Stated goal
All lines in which the word "ffffff" occurs are to be extracted.

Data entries
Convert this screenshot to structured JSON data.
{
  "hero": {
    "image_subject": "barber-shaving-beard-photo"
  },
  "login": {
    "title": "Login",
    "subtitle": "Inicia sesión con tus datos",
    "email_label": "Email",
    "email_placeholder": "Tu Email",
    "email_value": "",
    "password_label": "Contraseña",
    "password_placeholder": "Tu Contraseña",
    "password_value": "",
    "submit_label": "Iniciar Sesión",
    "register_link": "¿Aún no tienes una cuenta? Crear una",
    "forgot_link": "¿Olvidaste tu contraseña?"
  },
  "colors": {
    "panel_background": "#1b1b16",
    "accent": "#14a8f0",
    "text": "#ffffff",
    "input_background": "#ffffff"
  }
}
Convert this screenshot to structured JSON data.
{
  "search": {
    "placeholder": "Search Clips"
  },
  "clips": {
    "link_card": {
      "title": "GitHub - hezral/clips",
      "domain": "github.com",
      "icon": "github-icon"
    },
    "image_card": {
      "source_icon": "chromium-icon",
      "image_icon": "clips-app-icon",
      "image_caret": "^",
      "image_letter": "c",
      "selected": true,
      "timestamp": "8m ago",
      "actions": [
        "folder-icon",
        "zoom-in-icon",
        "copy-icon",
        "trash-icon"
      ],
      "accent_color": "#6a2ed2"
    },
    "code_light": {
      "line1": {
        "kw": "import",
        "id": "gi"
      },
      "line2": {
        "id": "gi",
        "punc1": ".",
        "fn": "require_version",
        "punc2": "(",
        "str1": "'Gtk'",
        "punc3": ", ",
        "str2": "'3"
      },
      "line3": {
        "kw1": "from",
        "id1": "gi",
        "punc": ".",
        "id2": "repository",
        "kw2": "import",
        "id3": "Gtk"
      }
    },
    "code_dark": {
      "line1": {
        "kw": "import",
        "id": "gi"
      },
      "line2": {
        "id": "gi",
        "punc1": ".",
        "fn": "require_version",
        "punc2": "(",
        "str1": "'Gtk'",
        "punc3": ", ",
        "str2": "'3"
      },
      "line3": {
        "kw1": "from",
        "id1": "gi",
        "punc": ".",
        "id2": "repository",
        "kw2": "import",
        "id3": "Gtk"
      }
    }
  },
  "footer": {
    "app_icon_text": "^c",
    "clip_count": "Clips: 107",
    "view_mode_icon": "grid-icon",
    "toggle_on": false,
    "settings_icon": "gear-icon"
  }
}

Finished exercise
    "text": "#ffffff",
    "input_background": "#ffffff"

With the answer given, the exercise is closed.